Data supplied:
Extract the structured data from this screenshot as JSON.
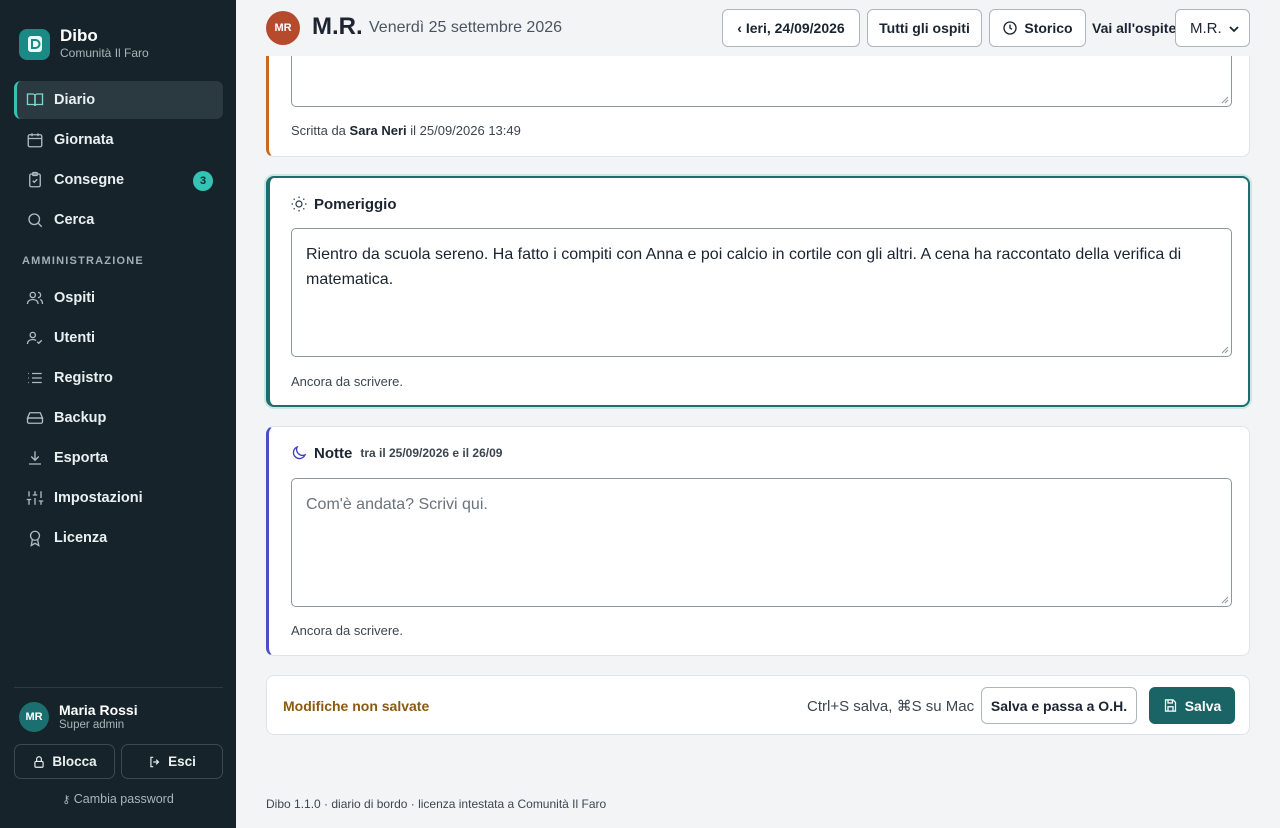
{
  "brand": {
    "name": "Dibo",
    "subtitle": "Comunità Il Faro"
  },
  "nav": {
    "items": [
      {
        "label": "Diario",
        "icon": "book-icon",
        "active": true
      },
      {
        "label": "Giornata",
        "icon": "calendar-icon"
      },
      {
        "label": "Consegne",
        "icon": "clipboard-icon",
        "badge": "3"
      },
      {
        "label": "Cerca",
        "icon": "search-icon"
      }
    ],
    "section_label": "AMMINISTRAZIONE",
    "admin_items": [
      {
        "label": "Ospiti",
        "icon": "users-icon"
      },
      {
        "label": "Utenti",
        "icon": "user-check-icon"
      },
      {
        "label": "Registro",
        "icon": "list-icon"
      },
      {
        "label": "Backup",
        "icon": "hard-drive-icon"
      },
      {
        "label": "Esporta",
        "icon": "download-icon"
      },
      {
        "label": "Impostazioni",
        "icon": "sliders-icon"
      },
      {
        "label": "Licenza",
        "icon": "award-icon"
      }
    ]
  },
  "user": {
    "initials": "MR",
    "name": "Maria Rossi",
    "role": "Super admin"
  },
  "sidebar_actions": {
    "lock": "Blocca",
    "logout": "Esci",
    "change_password": "Cambia password"
  },
  "header": {
    "guest_initials": "MR",
    "guest_name": "M.R.",
    "date": "Venerdì 25 settembre 2026",
    "prev_day": "‹ Ieri, 24/09/2026",
    "all_guests": "Tutti gli ospiti",
    "history": "Storico",
    "goto_label": "Vai all'ospite",
    "goto_selected": "M.R."
  },
  "entries": {
    "morning": {
      "written_prefix": "Scritta da",
      "author": "Sara Neri",
      "written_suffix": "il 25/09/2026 13:49",
      "accent": "#c56a1f"
    },
    "afternoon": {
      "title": "Pomeriggio",
      "text": "Rientro da scuola sereno. Ha fatto i compiti con Anna e poi calcio in cortile con gli altri. A cena ha raccontato della verifica di matematica.",
      "status": "Ancora da scrivere.",
      "accent": "#1a6e6b"
    },
    "night": {
      "title": "Notte",
      "subtitle": "tra il 25/09/2026 e il 26/09",
      "placeholder": "Com'è andata? Scrivi qui.",
      "status": "Ancora da scrivere.",
      "accent": "#4a4fc9"
    }
  },
  "savebar": {
    "unsaved": "Modifiche non salvate",
    "shortcut": "Ctrl+S salva, ⌘S su Mac",
    "save_and_next": "Salva e passa a O.H.",
    "save": "Salva"
  },
  "footer": "Dibo 1.1.0 · diario di bordo · licenza intestata a Comunità Il Faro"
}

Task brief: Pick out and copy every line that contains the word "Faro".

Full response:
    "subtitle": "Comunità Il Faro"
  "footer": "Dibo 1.1.0 · diario di bordo · licenza intestata a Comunità Il Faro"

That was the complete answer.